Tinta Media - Penafsiran makna qowam dalam Al-Qur'an surah an-Nisa ayat 34 melalui prinsip mubadalah atau kesalingan yang berpendapat istri pun berhak memukul suami karena suami pun bisa nusyuz, dinilai Direktur Institut Muslimah Negarawan (IMuNe) Dr. Fika Komara tidak sesuai dengan kaidah metode tafsir Al-Qur'an yang diajarkan Islam.
"Islam memberi panduan yang disiplin dan sangat kuat, tidak sembarangan menafsirkan ayat. Adanya istilah tafsir sosiologi, tafsir ala hermeneutika (maka) tidak boleh begitu," tuturnya dalam acara rubrik Muslimah Negarawan : Mewaspadai Penumpang Gelap Isu KDRT di kanal YouTube Peradaban Islam, Senin (7/2/2022).
Menurutnya, dalam menafsirkan ayat Al-Qur’an harus dengan metode yang sudah diajarkan, yang sudah teruji, benar, ampuh dan sesuai dengan kaidah-kaidah yang diarahkan oleh Islam dan para ulama yang melakukan itu. “Kita tidak boleh menafsirkan Al-Qur'an sembarangan apalagi demi mencari pembenaran. Jadi, tidak boleh sembarangan. Apalagi kalau kita menafsirkan, sekedar untuk mencari pembenaran, menfasilitasi hawa nafsu agar perempuan itu bisa setara (dengan laki-laki)" katanya.

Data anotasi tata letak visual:
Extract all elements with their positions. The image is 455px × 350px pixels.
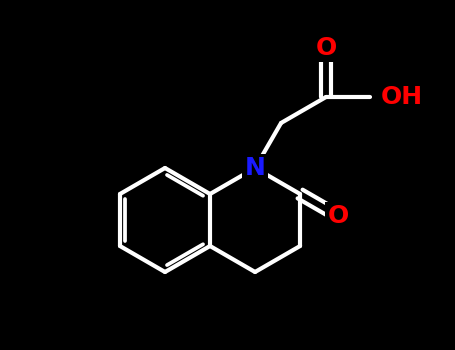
Text: O: O — [315, 36, 337, 60]
Text: OH: OH — [380, 85, 422, 109]
Text: N: N — [245, 156, 266, 180]
Text: O: O — [328, 204, 349, 228]
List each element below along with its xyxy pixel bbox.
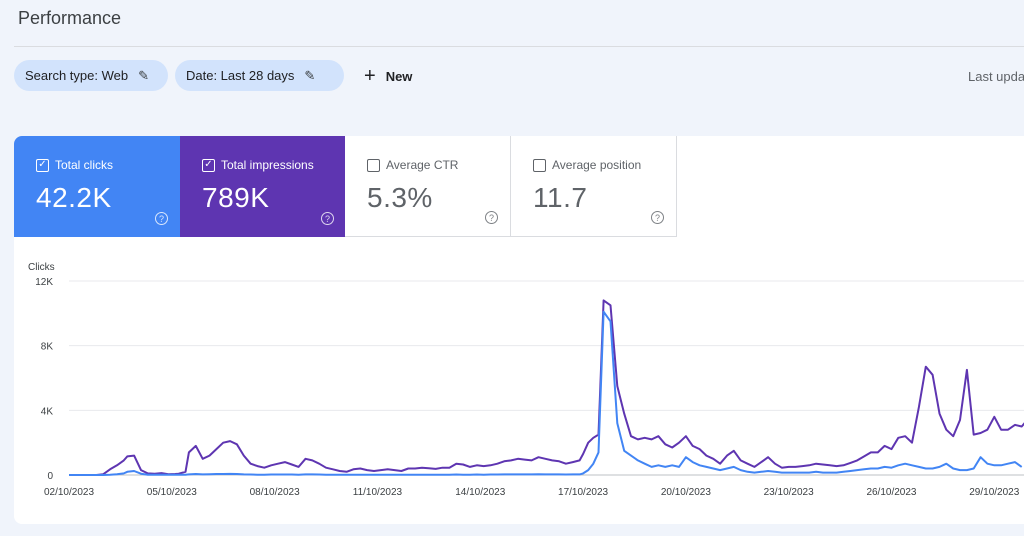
metric-label: Total clicks <box>55 158 114 172</box>
x-tick-label: 29/10/2023 <box>969 487 1019 498</box>
metric-label: Average position <box>552 158 642 172</box>
x-tick-label: 11/10/2023 <box>353 487 403 498</box>
metric-label: Total impressions <box>221 158 314 172</box>
x-tick-label: 20/10/2023 <box>661 487 711 498</box>
x-tick-label: 17/10/2023 <box>558 487 608 498</box>
new-filter-button[interactable]: + New <box>364 62 412 90</box>
new-filter-label: New <box>385 68 413 84</box>
help-icon[interactable]: ? <box>485 211 498 224</box>
series-line-impressions <box>69 299 1024 476</box>
search-type-label: Search type: Web <box>25 68 129 83</box>
date-filter-chip[interactable]: Date: Last 28 days ✎ <box>175 60 344 91</box>
x-tick-label: 08/10/2023 <box>250 487 300 498</box>
x-tick-label: 14/10/2023 <box>455 487 505 498</box>
y-axis-title: Clicks <box>28 262 55 273</box>
help-icon[interactable]: ? <box>155 212 168 225</box>
search-type-filter-chip[interactable]: Search type: Web ✎ <box>14 60 168 91</box>
y-tick-label: 12K <box>35 277 53 288</box>
metric-label: Average CTR <box>386 158 459 172</box>
x-tick-label: 05/10/2023 <box>147 487 197 498</box>
plus-icon: + <box>364 65 376 87</box>
x-tick-label: 02/10/2023 <box>44 487 94 498</box>
y-tick-label: 4K <box>41 406 54 417</box>
help-icon[interactable]: ? <box>321 212 334 225</box>
y-tick-label: 0 <box>47 471 53 482</box>
page-title: Performance <box>18 8 122 28</box>
pencil-icon: ✎ <box>304 67 316 83</box>
metric-average-position[interactable]: Average position 11.7 ? <box>511 136 677 237</box>
performance-card: ✓ Total clicks 42.2K ? ✓ Total impressio… <box>14 136 1024 524</box>
checkbox-icon[interactable]: ✓ <box>36 158 49 172</box>
date-filter-label: Date: Last 28 days <box>186 68 295 83</box>
checkbox-icon[interactable] <box>533 158 546 172</box>
y-tick-label: 8K <box>41 342 54 353</box>
metric-value: 5.3% <box>367 182 433 213</box>
metric-total-impressions[interactable]: ✓ Total impressions 789K ? <box>180 136 346 237</box>
pencil-icon: ✎ <box>138 67 149 83</box>
x-tick-label: 23/10/2023 <box>764 487 814 498</box>
x-tick-label: 26/10/2023 <box>866 487 916 498</box>
last-update-text: Last upda <box>968 69 1024 84</box>
help-icon[interactable]: ? <box>651 211 664 224</box>
metric-value: 789K <box>202 182 270 213</box>
performance-line-chart: Clicks 0 4K 8K 12K 02/10/2023 05/10/2023 08/10/… <box>28 262 1024 498</box>
metric-total-clicks[interactable]: ✓ Total clicks 42.2K ? <box>14 136 180 237</box>
series-line-clicks <box>69 310 1023 476</box>
metric-value: 11.7 <box>533 182 588 213</box>
checkbox-icon[interactable]: ✓ <box>202 158 215 172</box>
header-divider <box>14 46 1024 47</box>
metric-value: 42.2K <box>36 182 112 213</box>
metric-average-ctr[interactable]: Average CTR 5.3% ? <box>345 136 511 237</box>
checkbox-icon[interactable] <box>367 158 380 172</box>
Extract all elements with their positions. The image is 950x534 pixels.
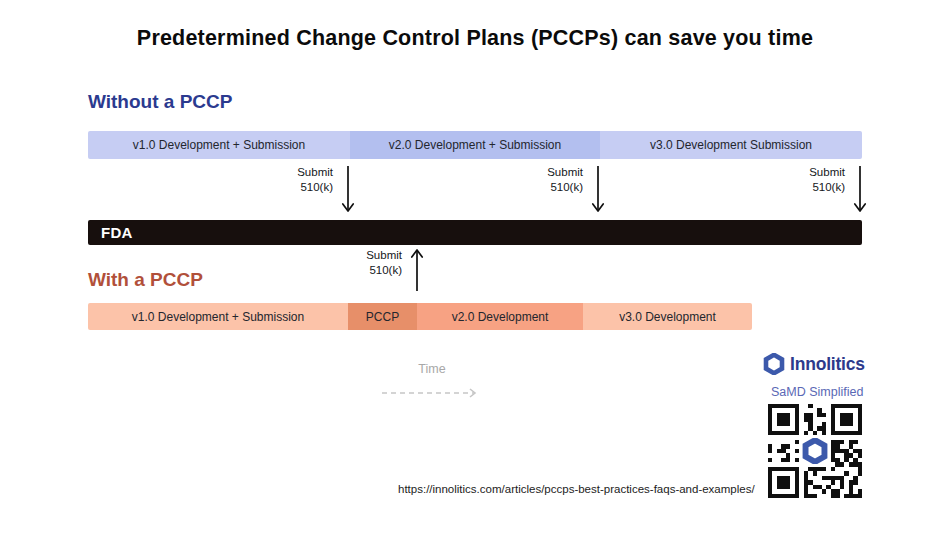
qr-code	[768, 404, 862, 498]
time-axis-label: Time	[380, 362, 484, 376]
timeline-segment-v3: v3.0 Development	[583, 303, 752, 330]
timeline-segment-pccp: PCCP	[348, 303, 417, 330]
segment-label: v1.0 Development + Submission	[133, 138, 305, 152]
segment-label: v2.0 Development	[452, 310, 549, 324]
segment-label: v3.0 Development Submission	[650, 138, 812, 152]
timeline-segment-v1: v1.0 Development + Submission	[88, 131, 350, 159]
fda-label: FDA	[88, 224, 133, 241]
submit-510k-label: Submit 510(k)	[285, 165, 333, 195]
down-arrow-icon	[853, 165, 867, 213]
innolitics-hexagon-icon	[763, 353, 785, 375]
with-pccp-timeline: v1.0 Development + Submission PCCP v2.0 …	[88, 303, 752, 330]
time-axis-arrow-icon	[380, 385, 484, 403]
submit-510k-label: Submit 510(k)	[354, 248, 402, 278]
innolitics-logo: Innolitics	[763, 353, 865, 375]
timeline-segment-v2: v2.0 Development	[417, 303, 583, 330]
down-arrow-icon	[341, 165, 355, 213]
submit-510k-label: Submit 510(k)	[535, 165, 583, 195]
timeline-segment-v3: v3.0 Development Submission	[600, 131, 862, 159]
pccp-slide: Predetermined Change Control Plans (PCCP…	[0, 0, 950, 534]
without-pccp-heading: Without a PCCP	[88, 91, 232, 113]
innolitics-logo-text: Innolitics	[790, 354, 865, 375]
with-pccp-heading: With a PCCP	[88, 269, 203, 291]
submit-510k-marker-2: Submit 510(k)	[535, 165, 605, 213]
fda-bar: FDA	[88, 220, 862, 245]
page-title: Predetermined Change Control Plans (PCCP…	[0, 26, 950, 51]
submit-510k-marker-3: Submit 510(k)	[797, 165, 867, 213]
timeline-segment-v2: v2.0 Development + Submission	[350, 131, 600, 159]
brand-tagline: SaMD Simplified	[771, 385, 863, 399]
submit-510k-label: Submit 510(k)	[797, 165, 845, 195]
segment-label: v3.0 Development	[619, 310, 716, 324]
qr-center-hexagon-icon	[768, 404, 862, 498]
without-pccp-timeline: v1.0 Development + Submission v2.0 Devel…	[88, 131, 862, 159]
segment-label: PCCP	[366, 310, 399, 324]
submit-510k-marker-up: Submit 510(k)	[354, 248, 424, 292]
submit-510k-marker-1: Submit 510(k)	[285, 165, 355, 213]
article-url: https://innolitics.com/articles/pccps-be…	[398, 483, 755, 495]
down-arrow-icon	[591, 165, 605, 213]
segment-label: v2.0 Development + Submission	[389, 138, 561, 152]
timeline-segment-v1: v1.0 Development + Submission	[88, 303, 348, 330]
up-arrow-icon	[410, 248, 424, 292]
segment-label: v1.0 Development + Submission	[132, 310, 304, 324]
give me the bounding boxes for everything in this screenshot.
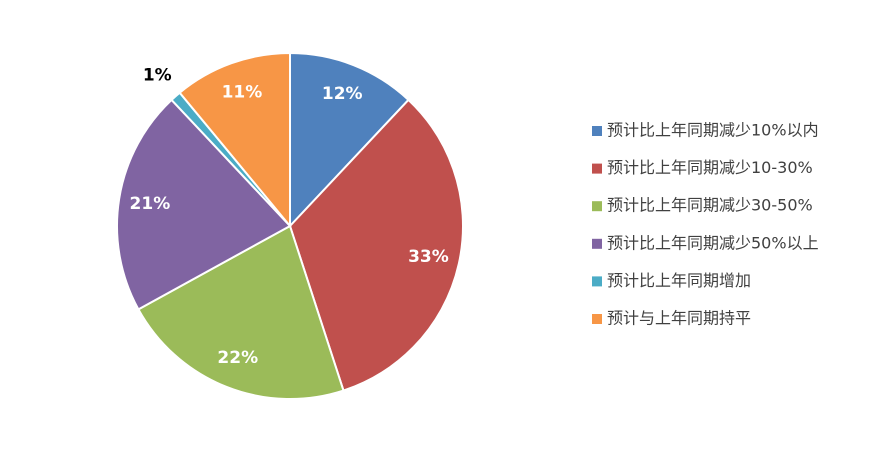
legend-label: 预计比上年同期增加: [607, 271, 751, 290]
legend-label: 预计比上年同期减少30-50%: [607, 196, 813, 215]
legend-swatch: [592, 163, 602, 174]
pie-slice: [289, 51, 410, 229]
pie-slice: [137, 224, 345, 400]
legend-swatch: [592, 238, 602, 249]
pie-slice: [116, 98, 292, 311]
data-label: 12%: [322, 84, 363, 104]
legend-swatch: [592, 201, 602, 212]
pie-slice: [178, 51, 291, 229]
data-label: 11%: [222, 83, 263, 103]
legend-swatch: [592, 126, 602, 136]
data-label: 21%: [130, 194, 171, 214]
legend-label: 预计与上年同期持平: [607, 309, 751, 328]
pie-slice: [288, 98, 464, 392]
data-label: 22%: [217, 348, 258, 368]
legend-label: 预计比上年同期减少10-30%: [607, 158, 813, 177]
legend-label: 预计比上年同期减少50%以上: [607, 233, 819, 252]
legend-swatch: [592, 314, 602, 324]
legend-swatch: [592, 276, 602, 287]
legend-label: 预计比上年同期减少10%以内: [607, 121, 819, 140]
data-label: 1%: [143, 65, 172, 85]
data-label: 33%: [408, 247, 449, 267]
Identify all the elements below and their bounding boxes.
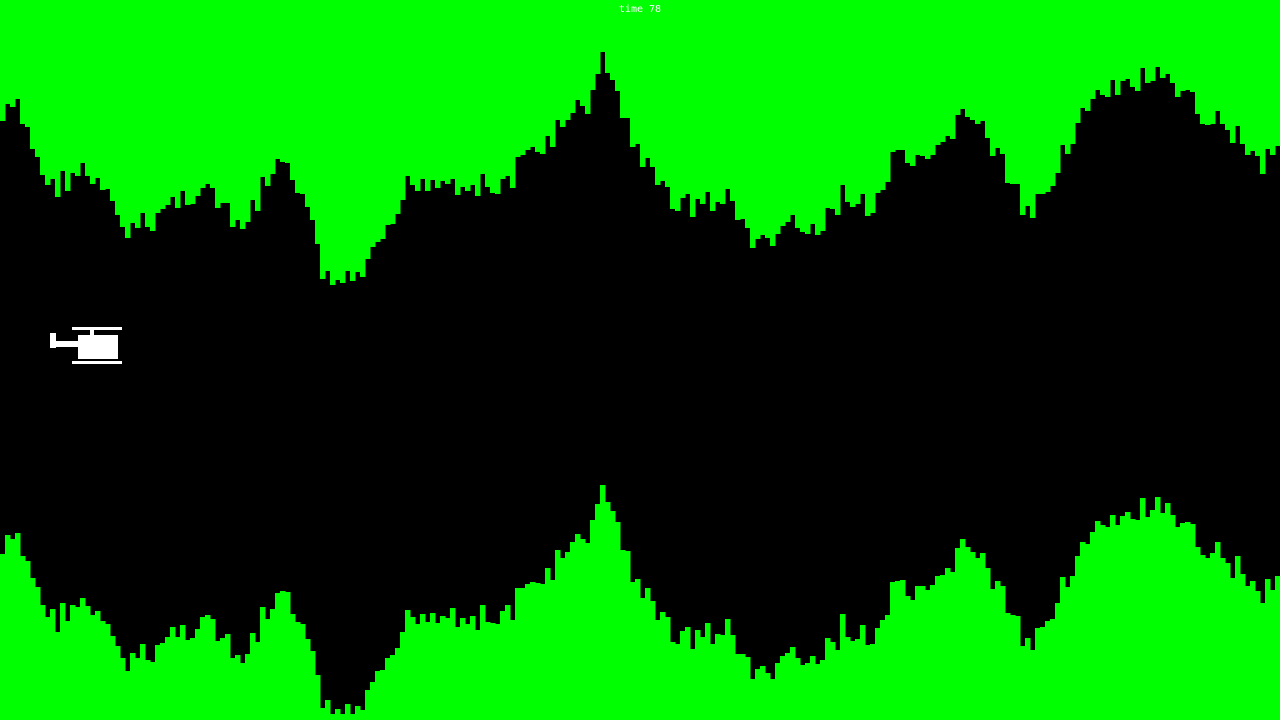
cave-ceiling: [0, 0, 1280, 285]
time-label: time: [618, 4, 643, 15]
helicopter-icon: [50, 327, 122, 364]
cave-floor: [0, 485, 1280, 720]
time-readout: time 78: [0, 4, 1280, 16]
time-value: 78: [649, 4, 662, 15]
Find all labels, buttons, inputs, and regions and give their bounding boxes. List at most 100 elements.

(Petunjuk Soal):
1) Jawablah pertanyaan berikut berdasarkan teks bacaan tentang penafsiran makna qowam.
(a) Siapa yang menjabat sebagai Direktur Institut Muslimah Negarawan (IMuNe)?
(b) Di kanal YouTube apa acara rubrik Muslimah Negarawan itu disiarkan?
(c) Pada hari dan tanggal berapa acara tersebut berlangsung?
2) Tulis ulang baris-baris pada daftar, mulai dari baris pertama daftar sampai dengan baris yang memuat "List each element", termasuk kedua baris ujungnya. Jangan sertakan gambar dalam jawaban.
Teks bacaan dan daftar di atas adalah bahan yang berdiri sendiri-sendiri.

(Kunci Jawaban):
1)
(a) Dr. Fika Komara
(b) Kanal YouTube Peradaban Islam
(c) Senin (7/2/2022)

2)
Extract all elements with their positions. The image is 455px × 350px pixels.
Text: O: O — [315, 36, 337, 60]
Text: OH: OH — [380, 85, 422, 109]
Text: N: N — [245, 156, 266, 180]
Text: O: O — [328, 204, 349, 228]
List each element below along with its xyxy pixel bbox.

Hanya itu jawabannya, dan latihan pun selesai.